All records below must be retyped exactly.

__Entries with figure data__
===
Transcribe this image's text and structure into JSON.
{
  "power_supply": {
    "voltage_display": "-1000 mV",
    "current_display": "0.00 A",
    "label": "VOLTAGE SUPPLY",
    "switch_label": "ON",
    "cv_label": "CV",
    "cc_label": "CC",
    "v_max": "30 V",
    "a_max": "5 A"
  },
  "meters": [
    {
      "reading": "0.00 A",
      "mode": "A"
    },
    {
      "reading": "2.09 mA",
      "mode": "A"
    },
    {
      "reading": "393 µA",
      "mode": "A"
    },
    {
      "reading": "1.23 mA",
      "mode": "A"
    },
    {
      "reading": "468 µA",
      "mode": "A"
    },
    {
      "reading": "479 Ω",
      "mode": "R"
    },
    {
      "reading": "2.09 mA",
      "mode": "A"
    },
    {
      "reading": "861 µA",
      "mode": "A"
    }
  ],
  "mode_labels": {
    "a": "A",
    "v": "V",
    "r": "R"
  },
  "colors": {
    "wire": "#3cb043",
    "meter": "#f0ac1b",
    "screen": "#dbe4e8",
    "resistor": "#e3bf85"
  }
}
===
__Answer to this exercise__
Transcribe this image's text and structure into JSON.
{
  "power_supply": {
    "voltage_display": "-1000 mV",
    "current_display": "0.00 A",
    "label": "VOLTAGE SUPPLY",
    "switch_label": "ON",
    "cv_label": "CV",
    "cc_label": "CC",
    "v_max": "30 V",
    "a_max": "5 A"
  },
  "meters": [
    {
      "reading": "0.00 A",
      "mode": "A"
    },
    {
      "reading": "2.09 mA",
      "mode": "A"
    },
    {
      "reading": "393 µA",
      "mode": "A"
    },
    {
      "reading": "1.23 mA",
      "mode": "A"
    },
    {
      "reading": "468 µA",
      "mode": "A"
    },
    {
      "reading": "479 Ω",
      "mode": "R"
    },
    {
      "reading": "2.09 mA",
      "mode": "A"
    },
    {
      "reading": "861 µA",
      "mode": "A"
    }
  ],
  "mode_labels": {
    "a": "A",
    "v": "V",
    "r": "R"
  },
  "colors": {
    "wire": "#3cb043",
    "meter": "#f0ac1b",
    "screen": "#dbe4e8",
    "resistor": "#e3bf85"
  }
}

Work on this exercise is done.